-------- STORED DATA --------

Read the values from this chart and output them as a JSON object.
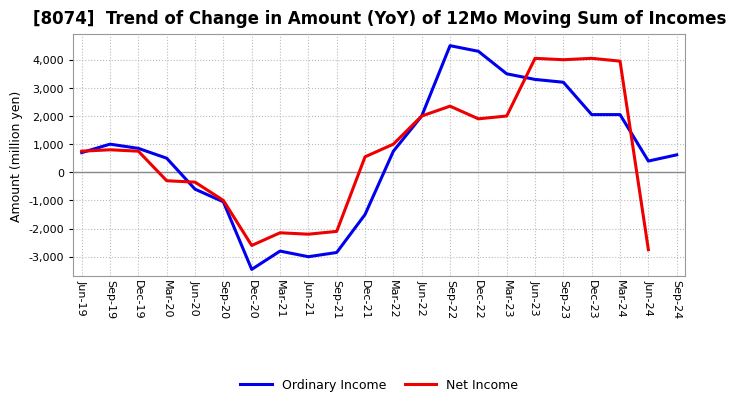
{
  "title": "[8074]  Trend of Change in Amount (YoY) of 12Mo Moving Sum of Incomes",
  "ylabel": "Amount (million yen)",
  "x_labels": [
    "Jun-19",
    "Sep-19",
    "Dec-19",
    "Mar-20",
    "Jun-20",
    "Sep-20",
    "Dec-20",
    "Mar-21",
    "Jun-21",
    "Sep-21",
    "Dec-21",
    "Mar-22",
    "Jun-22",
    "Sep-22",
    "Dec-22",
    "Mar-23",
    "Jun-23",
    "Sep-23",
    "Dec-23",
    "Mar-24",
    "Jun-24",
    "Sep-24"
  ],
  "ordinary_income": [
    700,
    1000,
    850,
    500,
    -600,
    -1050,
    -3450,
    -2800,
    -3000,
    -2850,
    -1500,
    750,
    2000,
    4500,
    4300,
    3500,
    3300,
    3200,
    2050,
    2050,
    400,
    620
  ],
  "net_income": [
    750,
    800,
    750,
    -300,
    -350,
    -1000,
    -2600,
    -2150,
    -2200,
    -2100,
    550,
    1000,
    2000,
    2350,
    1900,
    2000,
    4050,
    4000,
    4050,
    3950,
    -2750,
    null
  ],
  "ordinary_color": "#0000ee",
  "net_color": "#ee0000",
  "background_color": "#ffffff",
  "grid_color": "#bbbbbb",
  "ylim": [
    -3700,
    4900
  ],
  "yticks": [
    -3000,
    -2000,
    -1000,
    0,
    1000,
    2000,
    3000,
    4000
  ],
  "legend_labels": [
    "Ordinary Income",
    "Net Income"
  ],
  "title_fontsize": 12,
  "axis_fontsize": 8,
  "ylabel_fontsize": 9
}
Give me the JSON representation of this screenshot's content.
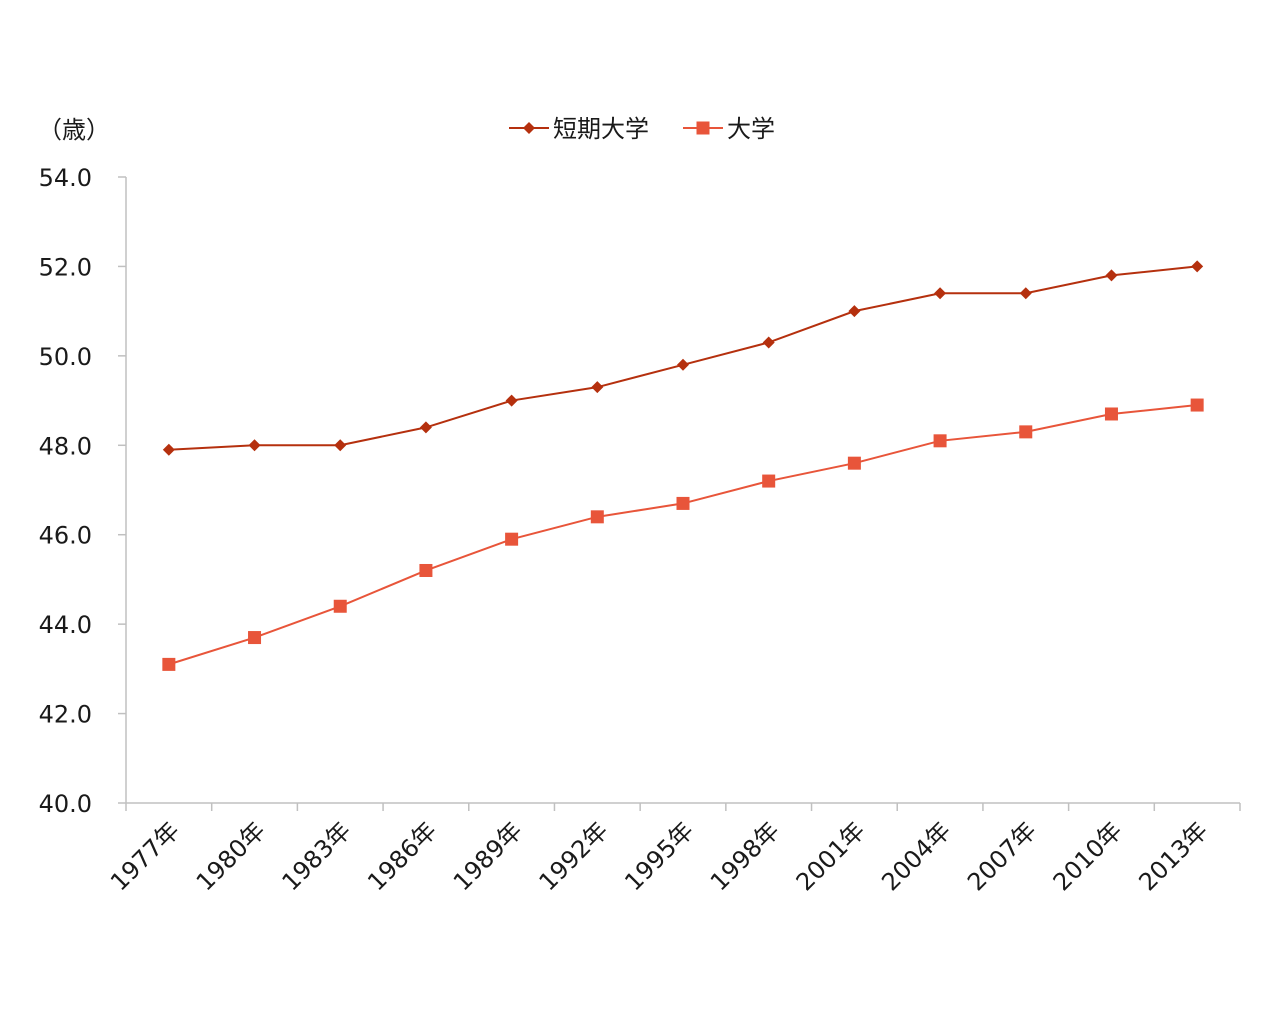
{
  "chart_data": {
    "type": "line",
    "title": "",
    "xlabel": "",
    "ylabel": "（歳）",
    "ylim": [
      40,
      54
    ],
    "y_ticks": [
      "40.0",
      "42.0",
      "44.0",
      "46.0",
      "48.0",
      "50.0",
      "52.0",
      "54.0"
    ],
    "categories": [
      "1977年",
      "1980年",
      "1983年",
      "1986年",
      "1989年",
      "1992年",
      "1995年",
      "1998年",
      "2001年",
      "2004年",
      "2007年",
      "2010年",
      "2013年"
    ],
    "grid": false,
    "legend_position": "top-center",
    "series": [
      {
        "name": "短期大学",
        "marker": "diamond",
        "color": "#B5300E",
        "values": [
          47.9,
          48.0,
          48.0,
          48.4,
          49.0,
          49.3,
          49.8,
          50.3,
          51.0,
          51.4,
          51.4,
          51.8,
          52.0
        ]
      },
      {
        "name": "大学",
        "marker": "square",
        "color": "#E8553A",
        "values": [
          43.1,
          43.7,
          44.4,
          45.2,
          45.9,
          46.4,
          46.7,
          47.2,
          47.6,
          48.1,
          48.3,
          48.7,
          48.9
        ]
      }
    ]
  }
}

--------
-------- STORED DATA --------

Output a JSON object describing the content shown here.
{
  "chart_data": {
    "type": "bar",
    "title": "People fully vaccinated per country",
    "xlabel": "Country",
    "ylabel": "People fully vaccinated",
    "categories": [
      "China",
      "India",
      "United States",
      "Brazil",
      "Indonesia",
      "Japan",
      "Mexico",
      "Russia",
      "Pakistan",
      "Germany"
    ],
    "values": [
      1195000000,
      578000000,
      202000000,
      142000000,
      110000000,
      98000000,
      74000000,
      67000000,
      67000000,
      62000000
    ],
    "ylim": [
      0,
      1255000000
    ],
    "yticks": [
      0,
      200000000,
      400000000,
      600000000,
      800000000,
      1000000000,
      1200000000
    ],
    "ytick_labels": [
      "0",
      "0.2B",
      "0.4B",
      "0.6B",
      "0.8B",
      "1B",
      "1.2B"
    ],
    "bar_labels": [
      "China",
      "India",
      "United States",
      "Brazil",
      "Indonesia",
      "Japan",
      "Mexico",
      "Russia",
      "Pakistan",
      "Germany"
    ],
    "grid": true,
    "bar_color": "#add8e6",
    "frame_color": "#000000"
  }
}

--------
-------- STORED DATA --------

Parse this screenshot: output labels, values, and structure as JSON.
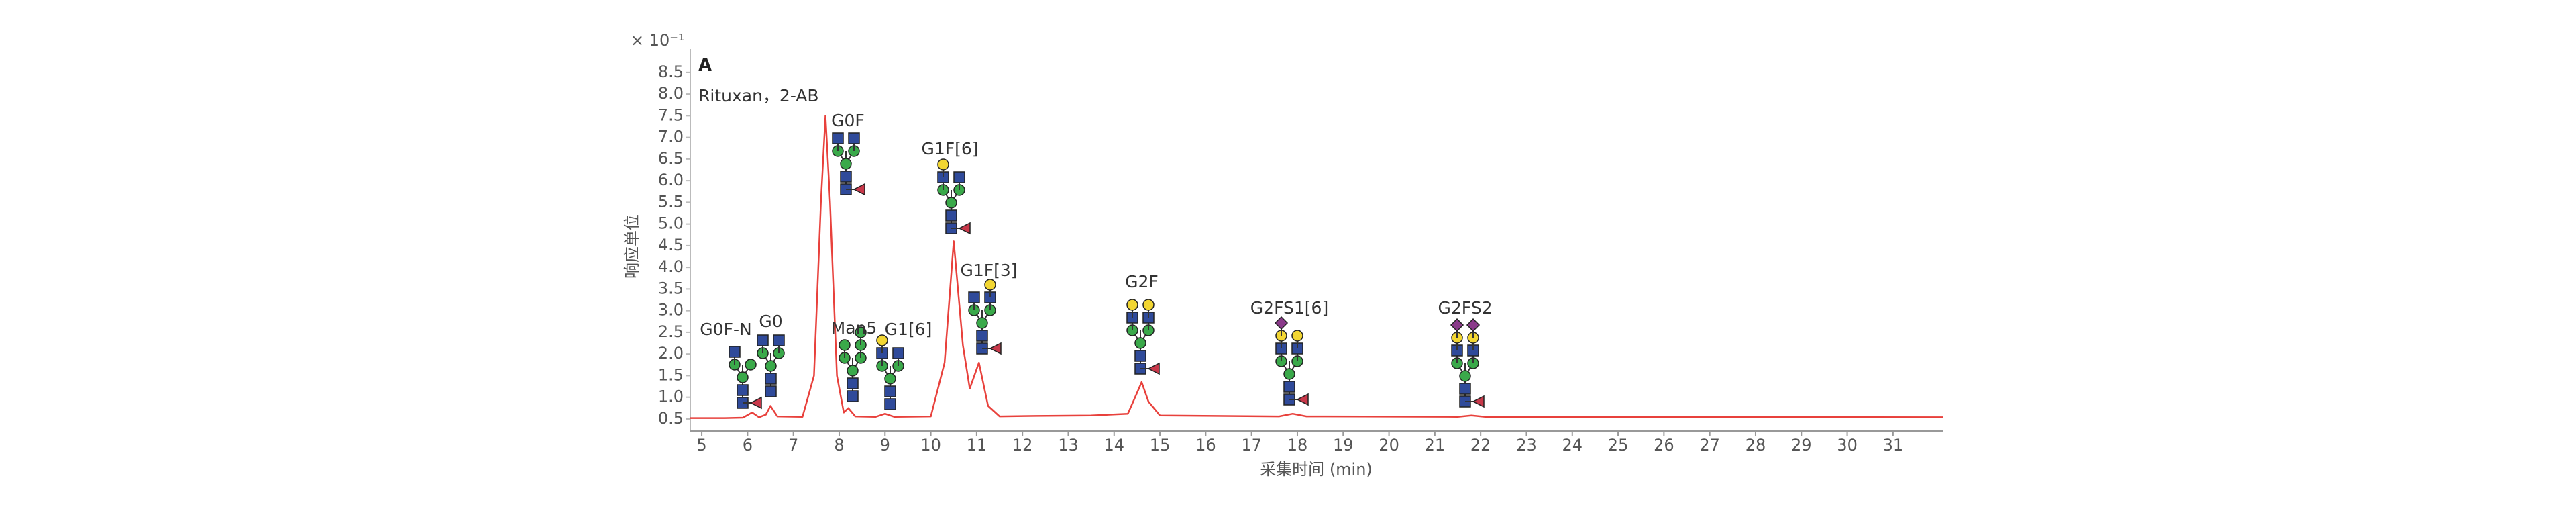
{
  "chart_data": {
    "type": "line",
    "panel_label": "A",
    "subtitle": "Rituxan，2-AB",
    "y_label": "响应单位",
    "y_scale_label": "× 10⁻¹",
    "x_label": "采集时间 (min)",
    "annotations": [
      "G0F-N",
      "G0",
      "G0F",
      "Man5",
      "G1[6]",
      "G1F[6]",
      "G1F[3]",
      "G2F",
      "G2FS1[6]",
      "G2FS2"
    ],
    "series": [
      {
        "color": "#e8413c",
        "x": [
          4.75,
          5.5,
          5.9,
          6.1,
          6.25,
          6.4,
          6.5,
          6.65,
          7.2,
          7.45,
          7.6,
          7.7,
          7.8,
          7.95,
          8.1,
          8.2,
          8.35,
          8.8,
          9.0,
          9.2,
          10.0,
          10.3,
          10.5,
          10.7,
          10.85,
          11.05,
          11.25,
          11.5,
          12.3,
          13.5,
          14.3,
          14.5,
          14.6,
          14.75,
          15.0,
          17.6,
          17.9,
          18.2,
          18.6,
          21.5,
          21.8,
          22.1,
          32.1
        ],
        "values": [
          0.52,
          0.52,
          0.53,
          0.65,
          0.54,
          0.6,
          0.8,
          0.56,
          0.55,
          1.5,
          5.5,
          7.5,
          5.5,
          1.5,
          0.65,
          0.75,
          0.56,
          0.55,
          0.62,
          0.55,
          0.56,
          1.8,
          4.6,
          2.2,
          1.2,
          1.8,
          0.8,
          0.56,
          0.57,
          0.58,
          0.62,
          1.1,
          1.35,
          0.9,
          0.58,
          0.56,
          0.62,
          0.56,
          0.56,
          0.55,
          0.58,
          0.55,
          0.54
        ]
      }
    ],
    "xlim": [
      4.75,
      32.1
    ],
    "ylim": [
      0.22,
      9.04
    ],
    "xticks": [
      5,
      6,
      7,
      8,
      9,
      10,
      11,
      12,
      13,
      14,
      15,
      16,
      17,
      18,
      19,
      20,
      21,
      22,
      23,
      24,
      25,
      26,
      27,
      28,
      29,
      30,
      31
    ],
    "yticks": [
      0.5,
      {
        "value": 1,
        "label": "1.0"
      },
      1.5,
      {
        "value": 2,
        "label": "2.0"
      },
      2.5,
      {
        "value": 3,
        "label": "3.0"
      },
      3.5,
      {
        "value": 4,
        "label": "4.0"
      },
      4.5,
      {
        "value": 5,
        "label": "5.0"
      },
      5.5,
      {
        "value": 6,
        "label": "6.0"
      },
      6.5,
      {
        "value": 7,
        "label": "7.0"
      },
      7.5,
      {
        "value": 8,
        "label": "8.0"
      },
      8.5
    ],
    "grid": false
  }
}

--------

== DIRECTIONS FOR THIS TASK ==
Of the lines above, how many hold the string "content"? Answer with only the number.

== EXERCISE RESPONSE ==
2